TO DO: Would you copy out the whole listing exactly as given?

DATASET RECORDS:
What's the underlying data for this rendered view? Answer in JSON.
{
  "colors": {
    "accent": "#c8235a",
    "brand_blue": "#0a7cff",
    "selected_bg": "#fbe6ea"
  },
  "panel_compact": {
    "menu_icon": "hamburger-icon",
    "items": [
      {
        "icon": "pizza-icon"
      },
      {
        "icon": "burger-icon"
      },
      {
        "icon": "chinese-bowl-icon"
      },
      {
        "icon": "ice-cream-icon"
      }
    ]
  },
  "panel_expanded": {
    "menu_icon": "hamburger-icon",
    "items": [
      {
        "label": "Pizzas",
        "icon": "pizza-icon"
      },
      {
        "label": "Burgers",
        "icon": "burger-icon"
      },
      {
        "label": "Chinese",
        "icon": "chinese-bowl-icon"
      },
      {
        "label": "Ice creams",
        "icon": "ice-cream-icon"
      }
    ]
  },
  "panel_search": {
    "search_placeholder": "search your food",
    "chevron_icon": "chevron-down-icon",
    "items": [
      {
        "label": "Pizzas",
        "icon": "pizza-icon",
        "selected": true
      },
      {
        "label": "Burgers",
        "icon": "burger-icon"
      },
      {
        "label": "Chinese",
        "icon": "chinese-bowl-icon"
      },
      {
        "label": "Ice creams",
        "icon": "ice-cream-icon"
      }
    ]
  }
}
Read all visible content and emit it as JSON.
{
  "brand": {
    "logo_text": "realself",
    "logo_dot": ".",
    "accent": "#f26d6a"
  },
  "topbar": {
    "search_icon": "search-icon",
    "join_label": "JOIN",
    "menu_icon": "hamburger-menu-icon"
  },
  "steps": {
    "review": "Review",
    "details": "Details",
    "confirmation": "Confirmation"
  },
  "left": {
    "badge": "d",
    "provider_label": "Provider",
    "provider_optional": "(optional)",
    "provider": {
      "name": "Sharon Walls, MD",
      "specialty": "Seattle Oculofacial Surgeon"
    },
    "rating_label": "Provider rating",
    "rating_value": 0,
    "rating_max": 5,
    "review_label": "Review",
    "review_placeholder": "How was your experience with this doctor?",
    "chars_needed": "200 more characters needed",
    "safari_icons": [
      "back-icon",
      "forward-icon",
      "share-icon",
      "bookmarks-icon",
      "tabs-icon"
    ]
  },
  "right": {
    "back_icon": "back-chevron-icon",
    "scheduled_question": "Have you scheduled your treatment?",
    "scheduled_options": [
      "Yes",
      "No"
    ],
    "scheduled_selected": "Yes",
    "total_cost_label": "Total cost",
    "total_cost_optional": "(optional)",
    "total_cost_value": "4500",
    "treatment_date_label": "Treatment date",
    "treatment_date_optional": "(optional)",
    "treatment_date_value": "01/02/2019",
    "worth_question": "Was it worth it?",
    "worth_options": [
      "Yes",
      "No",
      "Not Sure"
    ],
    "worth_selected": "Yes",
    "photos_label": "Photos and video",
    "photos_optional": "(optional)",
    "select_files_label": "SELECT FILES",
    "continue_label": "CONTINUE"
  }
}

OUTPUT FOR THIS TASK:
What's the underlying data for this rendered view? Answer in JSON.
{
  "colors": {
    "accent": "#c8235a",
    "brand_blue": "#0a7cff",
    "selected_bg": "#fbe6ea"
  },
  "panel_compact": {
    "menu_icon": "hamburger-icon",
    "items": [
      {
        "icon": "pizza-icon"
      },
      {
        "icon": "burger-icon"
      },
      {
        "icon": "chinese-bowl-icon"
      },
      {
        "icon": "ice-cream-icon"
      }
    ]
  },
  "panel_expanded": {
    "menu_icon": "hamburger-icon",
    "items": [
      {
        "label": "Pizzas",
        "icon": "pizza-icon"
      },
      {
        "label": "Burgers",
        "icon": "burger-icon"
      },
      {
        "label": "Chinese",
        "icon": "chinese-bowl-icon"
      },
      {
        "label": "Ice creams",
        "icon": "ice-cream-icon"
      }
    ]
  },
  "panel_search": {
    "search_placeholder": "search your food",
    "chevron_icon": "chevron-down-icon",
    "items": [
      {
        "label": "Pizzas",
        "icon": "pizza-icon",
        "selected": true
      },
      {
        "label": "Burgers",
        "icon": "burger-icon"
      },
      {
        "label": "Chinese",
        "icon": "chinese-bowl-icon"
      },
      {
        "label": "Ice creams",
        "icon": "ice-cream-icon"
      }
    ]
  }
}
Read all visible content and emit it as JSON.
{
  "brand": {
    "logo_text": "realself",
    "logo_dot": ".",
    "accent": "#f26d6a"
  },
  "topbar": {
    "search_icon": "search-icon",
    "join_label": "JOIN",
    "menu_icon": "hamburger-menu-icon"
  },
  "steps": {
    "review": "Review",
    "details": "Details",
    "confirmation": "Confirmation"
  },
  "left": {
    "badge": "d",
    "provider_label": "Provider",
    "provider_optional": "(optional)",
    "provider": {
      "name": "Sharon Walls, MD",
      "specialty": "Seattle Oculofacial Surgeon"
    },
    "rating_label": "Provider rating",
    "rating_value": 0,
    "rating_max": 5,
    "review_label": "Review",
    "review_placeholder": "How was your experience with this doctor?",
    "chars_needed": "200 more characters needed",
    "safari_icons": [
      "back-icon",
      "forward-icon",
      "share-icon",
      "bookmarks-icon",
      "tabs-icon"
    ]
  },
  "right": {
    "back_icon": "back-chevron-icon",
    "scheduled_question": "Have you scheduled your treatment?",
    "scheduled_options": [
      "Yes",
      "No"
    ],
    "scheduled_selected": "Yes",
    "total_cost_label": "Total cost",
    "total_cost_optional": "(optional)",
    "total_cost_value": "4500",
    "treatment_date_label": "Treatment date",
    "treatment_date_optional": "(optional)",
    "treatment_date_value": "01/02/2019",
    "worth_question": "Was it worth it?",
    "worth_options": [
      "Yes",
      "No",
      "Not Sure"
    ],
    "worth_selected": "Yes",
    "photos_label": "Photos and video",
    "photos_optional": "(optional)",
    "select_files_label": "SELECT FILES",
    "continue_label": "CONTINUE"
  }
}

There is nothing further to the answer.